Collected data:
· · · ·

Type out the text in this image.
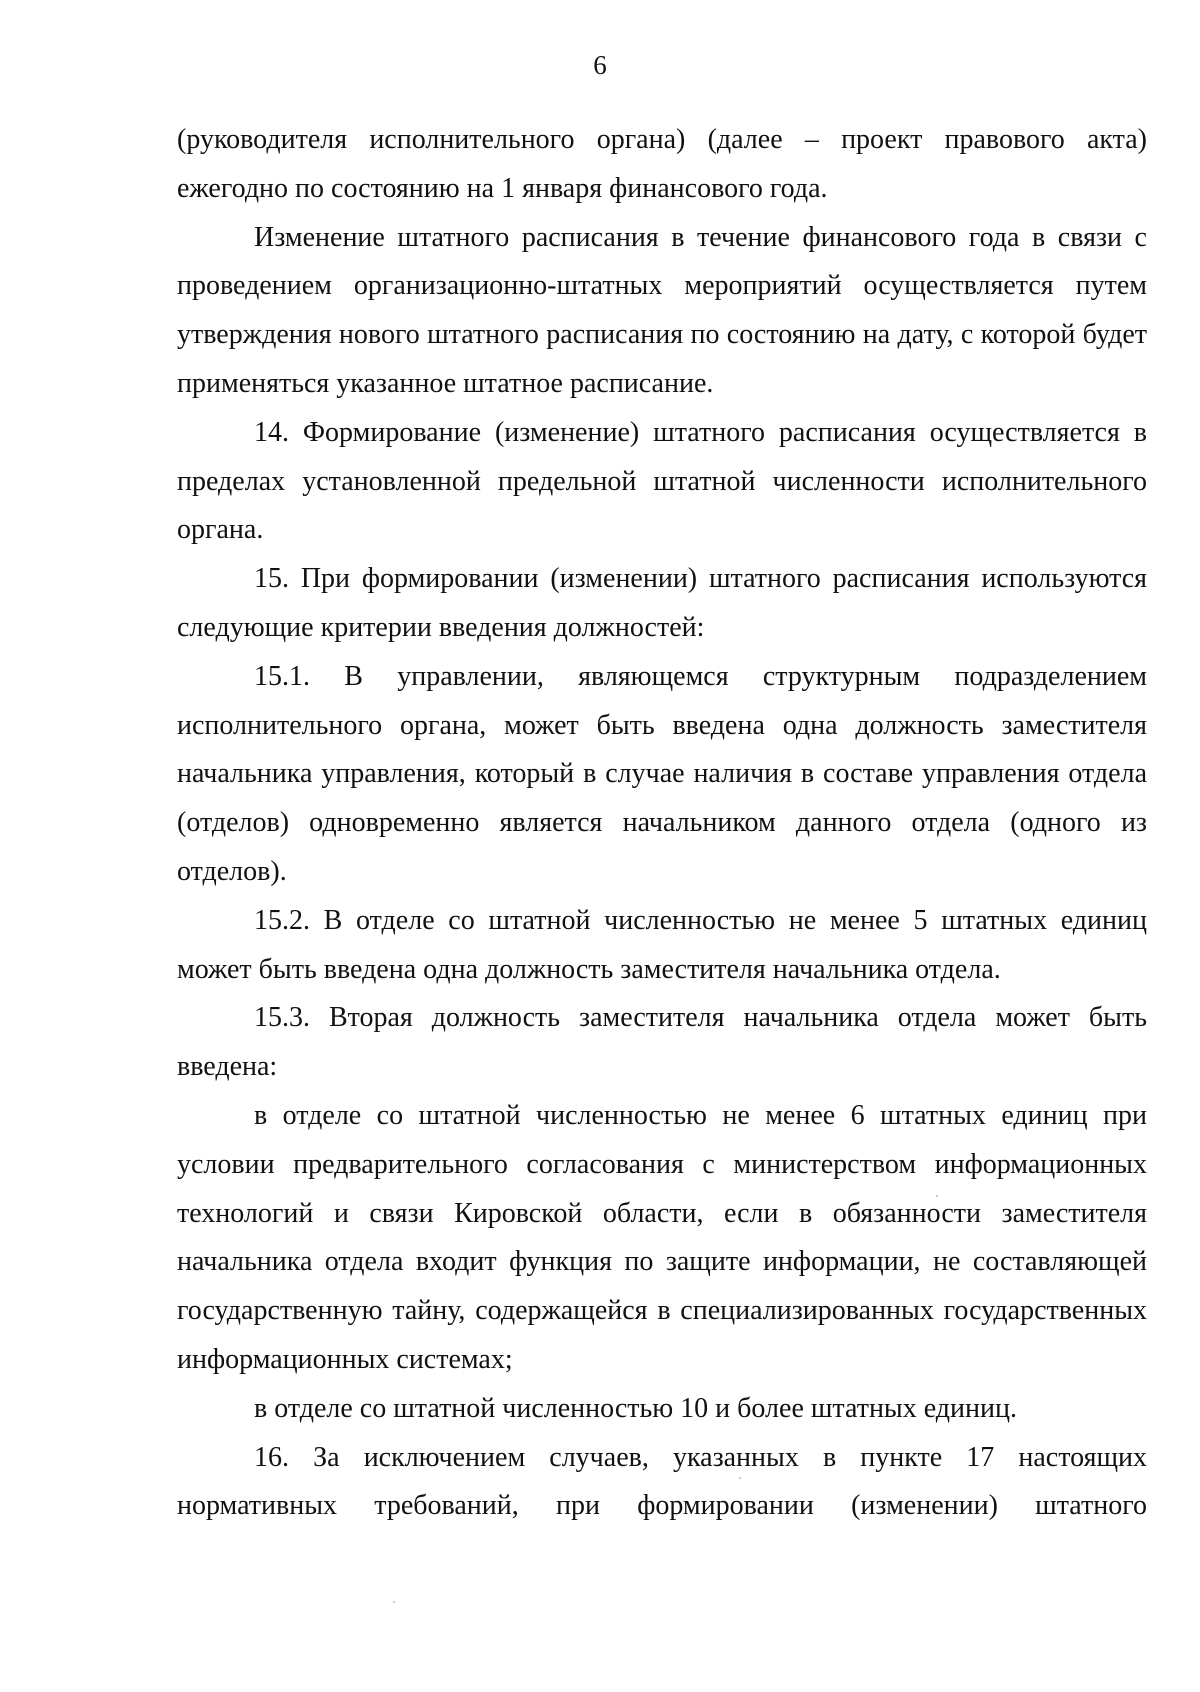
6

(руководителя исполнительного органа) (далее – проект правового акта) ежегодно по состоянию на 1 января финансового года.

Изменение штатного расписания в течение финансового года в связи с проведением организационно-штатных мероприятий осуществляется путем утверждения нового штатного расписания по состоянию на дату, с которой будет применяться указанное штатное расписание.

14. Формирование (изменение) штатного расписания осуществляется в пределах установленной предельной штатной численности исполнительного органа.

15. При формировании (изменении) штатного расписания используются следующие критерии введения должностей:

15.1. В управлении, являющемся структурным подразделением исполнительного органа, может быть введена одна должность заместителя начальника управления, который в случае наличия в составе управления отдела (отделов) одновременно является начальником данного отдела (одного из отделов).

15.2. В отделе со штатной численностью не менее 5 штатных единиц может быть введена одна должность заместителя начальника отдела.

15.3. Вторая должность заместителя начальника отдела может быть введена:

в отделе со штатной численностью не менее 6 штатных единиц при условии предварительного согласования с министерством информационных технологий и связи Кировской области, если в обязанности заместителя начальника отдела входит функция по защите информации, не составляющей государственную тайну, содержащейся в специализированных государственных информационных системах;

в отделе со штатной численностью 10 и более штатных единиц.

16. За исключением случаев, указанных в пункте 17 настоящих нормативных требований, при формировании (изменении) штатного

· · · ·

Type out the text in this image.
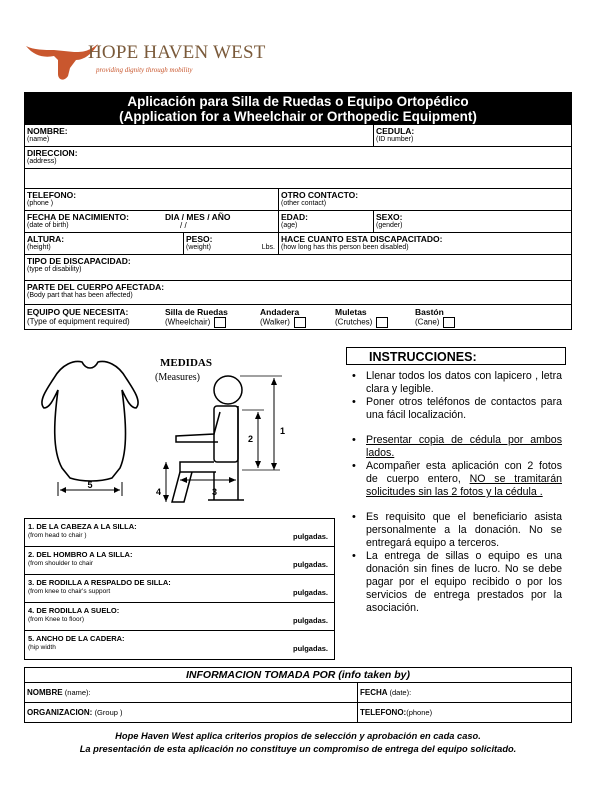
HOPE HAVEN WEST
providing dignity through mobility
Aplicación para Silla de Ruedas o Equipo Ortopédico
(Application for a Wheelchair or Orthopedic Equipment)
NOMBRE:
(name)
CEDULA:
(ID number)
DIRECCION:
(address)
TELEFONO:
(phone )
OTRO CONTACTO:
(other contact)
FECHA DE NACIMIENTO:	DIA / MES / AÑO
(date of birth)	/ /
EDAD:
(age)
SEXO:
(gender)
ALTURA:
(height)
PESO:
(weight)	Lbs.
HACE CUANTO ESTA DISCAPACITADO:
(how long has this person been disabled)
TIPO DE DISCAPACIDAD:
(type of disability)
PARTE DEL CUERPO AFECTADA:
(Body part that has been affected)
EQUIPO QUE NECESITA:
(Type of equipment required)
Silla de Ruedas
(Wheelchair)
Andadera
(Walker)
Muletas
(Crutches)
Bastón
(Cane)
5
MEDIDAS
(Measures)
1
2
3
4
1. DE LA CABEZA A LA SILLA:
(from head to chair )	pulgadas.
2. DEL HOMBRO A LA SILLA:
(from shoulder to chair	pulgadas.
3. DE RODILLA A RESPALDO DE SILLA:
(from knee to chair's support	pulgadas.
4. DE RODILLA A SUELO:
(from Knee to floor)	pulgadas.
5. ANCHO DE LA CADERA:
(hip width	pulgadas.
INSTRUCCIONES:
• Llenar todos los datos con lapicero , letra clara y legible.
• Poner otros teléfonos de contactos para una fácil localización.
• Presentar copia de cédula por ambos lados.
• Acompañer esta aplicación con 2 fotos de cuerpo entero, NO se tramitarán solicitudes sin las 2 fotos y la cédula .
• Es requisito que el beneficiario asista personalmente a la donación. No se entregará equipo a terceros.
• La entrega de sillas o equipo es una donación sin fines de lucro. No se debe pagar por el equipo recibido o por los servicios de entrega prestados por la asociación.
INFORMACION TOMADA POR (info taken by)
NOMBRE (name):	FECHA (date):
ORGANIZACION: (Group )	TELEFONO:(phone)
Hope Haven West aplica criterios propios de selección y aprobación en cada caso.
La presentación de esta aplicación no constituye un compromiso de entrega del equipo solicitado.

· · · ·

§ **Goal**
Using the material above, report each line where "расписания" occurs.

§ **Task result**
Изменение штатного расписания в течение финансового года в связи с проведением организационно-штатных мероприятий осуществляется путем утверждения нового штатного расписания по состоянию на дату, с которой будет применяться указанное штатное расписание.
14. Формирование (изменение) штатного расписания осуществляется в пределах установленной предельной штатной численности исполнительного органа.
15. При формировании (изменении) штатного расписания используются следующие критерии введения должностей:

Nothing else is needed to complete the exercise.